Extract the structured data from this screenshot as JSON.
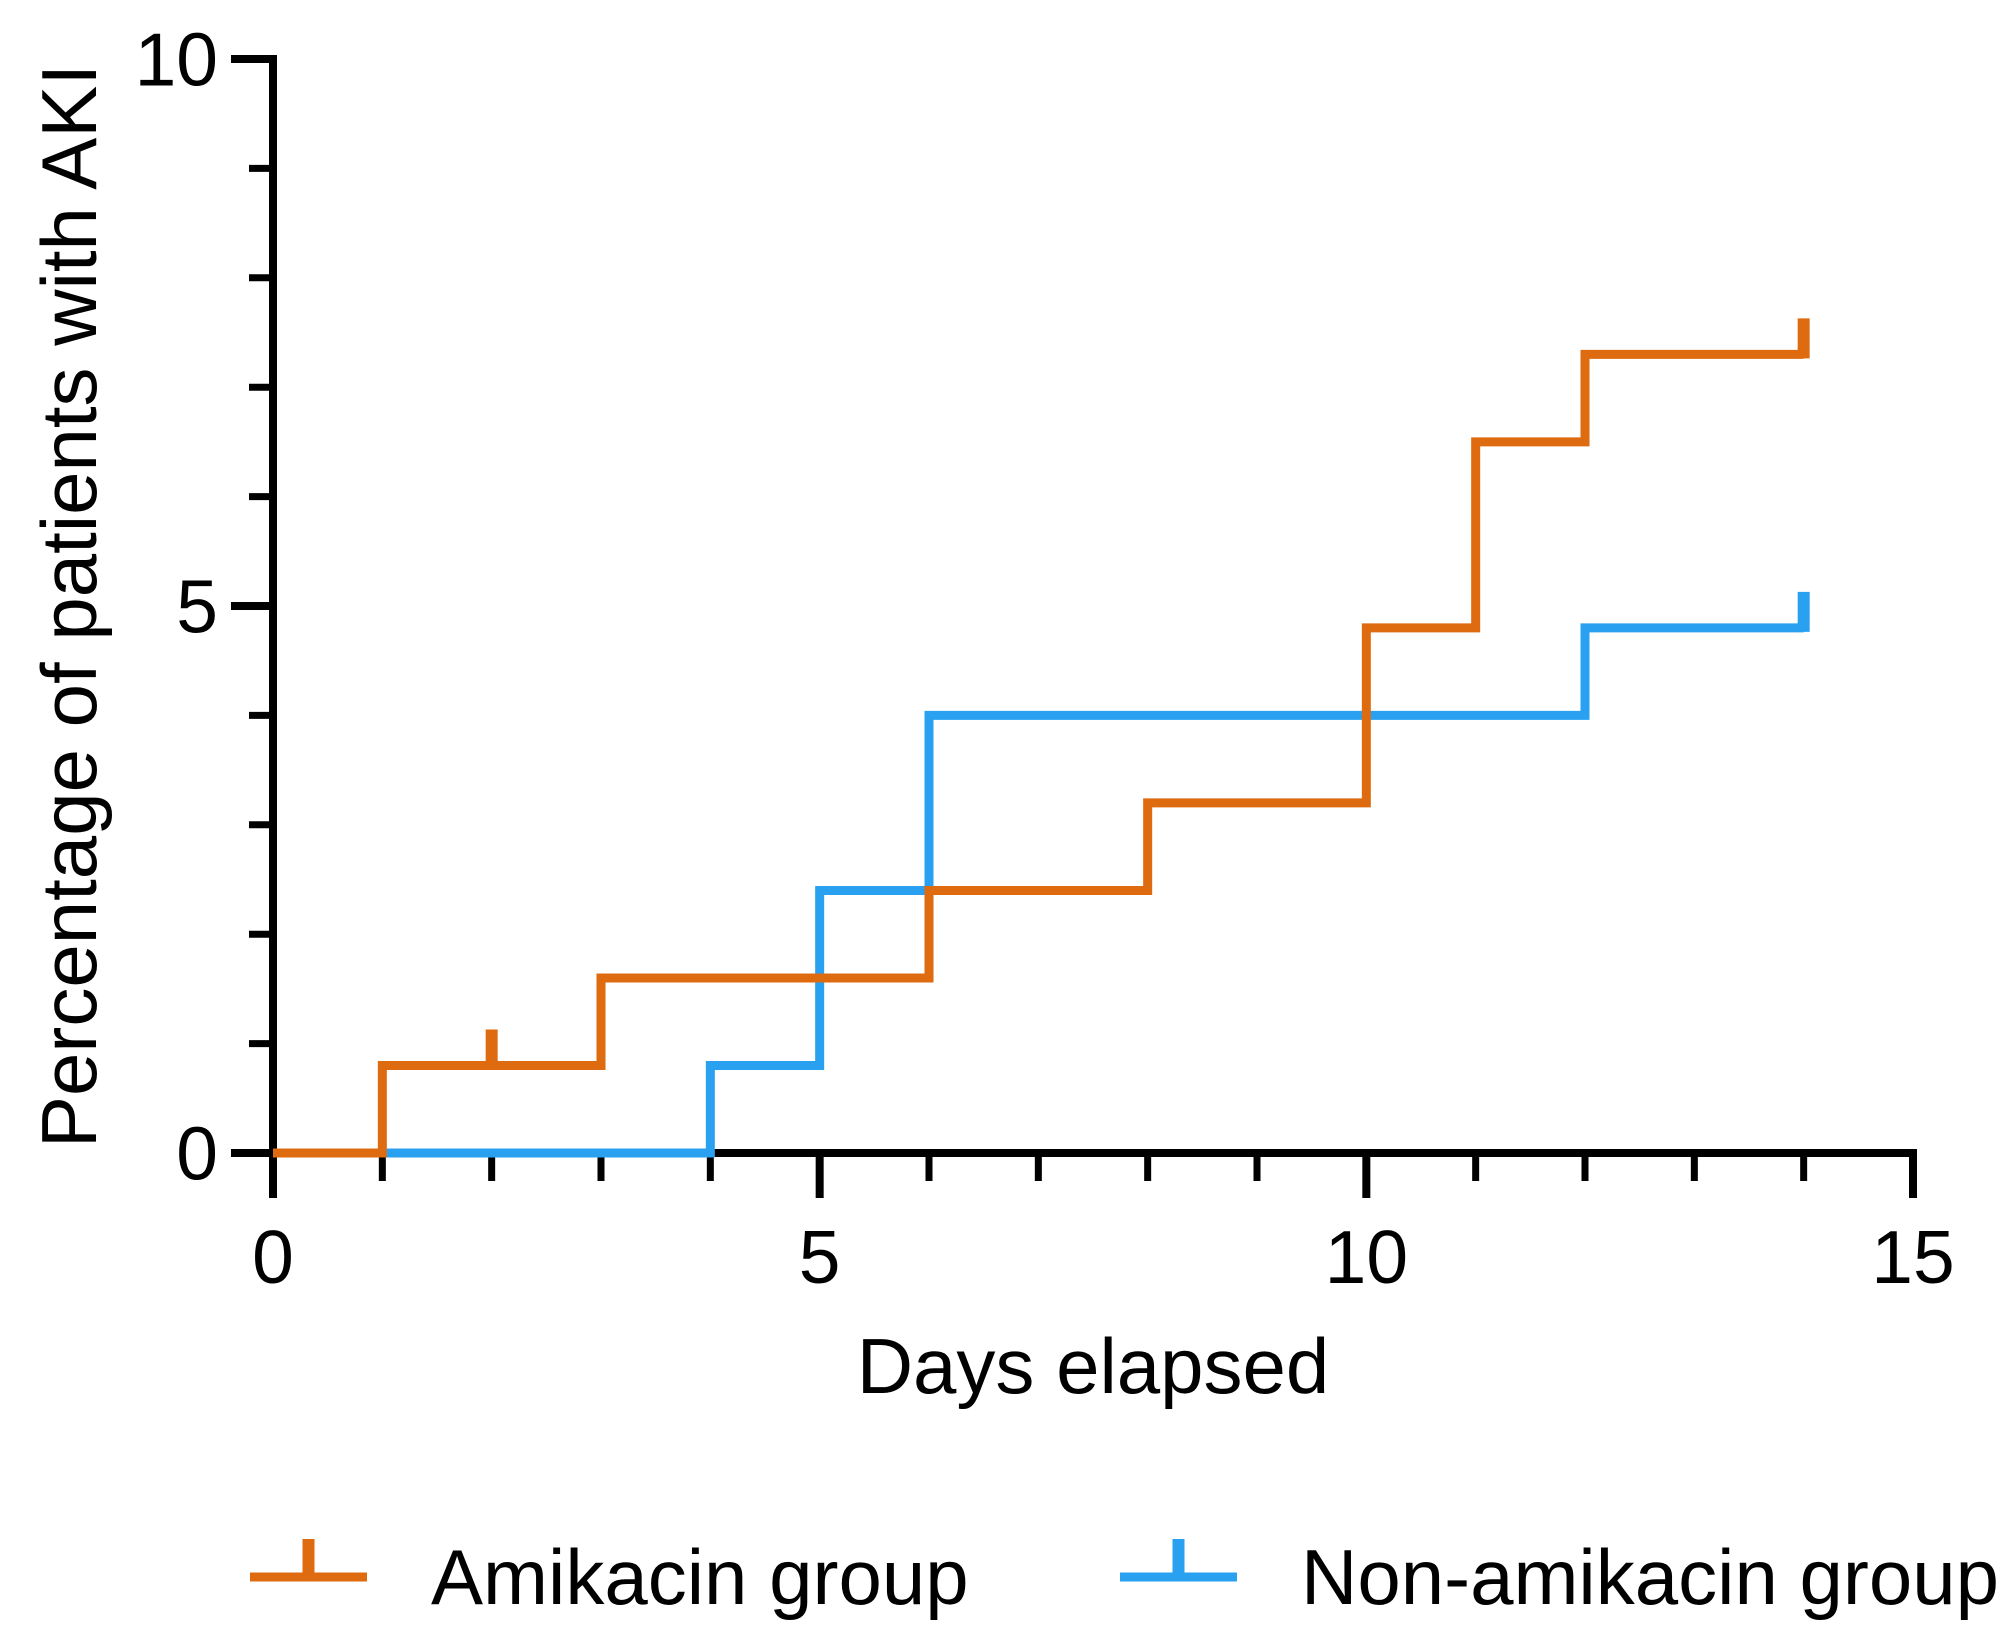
{
  "page": {
    "background": "#ffffff"
  },
  "chart_data": {
    "type": "line",
    "subtype": "kaplan-meier-cumulative-incidence-step",
    "title": "",
    "xlabel": "Days elapsed",
    "ylabel": "Percentage of patients with AKI",
    "xlim": [
      0,
      15
    ],
    "ylim": [
      0,
      10
    ],
    "x_major_ticks": [
      0,
      5,
      10,
      15
    ],
    "x_minor_tick_interval": 1,
    "y_major_ticks": [
      0,
      5,
      10
    ],
    "y_minor_tick_interval": 1,
    "grid": false,
    "legend_position": "bottom",
    "axis_color": "#000000",
    "series": [
      {
        "name": "Amikacin group",
        "color": "#DE6B10",
        "x": [
          0,
          1,
          3,
          6,
          8,
          10,
          11,
          12,
          14
        ],
        "y": [
          0,
          0.8,
          1.6,
          2.4,
          3.2,
          4.8,
          6.5,
          7.3,
          7.3
        ],
        "censor_marks": [
          {
            "x": 2,
            "y": 0.8
          },
          {
            "x": 14,
            "y": 7.3
          }
        ]
      },
      {
        "name": "Non-amikacin group",
        "color": "#2AA1F0",
        "x": [
          0,
          4,
          5,
          6,
          12,
          14
        ],
        "y": [
          0,
          0.8,
          2.4,
          4.0,
          4.8,
          4.8
        ],
        "censor_marks": [
          {
            "x": 14,
            "y": 4.8
          }
        ]
      }
    ]
  }
}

**********

Only lines with the word "name" are wanted, so copy each one from the records.

ANSWER BOX -
        "name": "Amikacin group",
        "name": "Non-amikacin group",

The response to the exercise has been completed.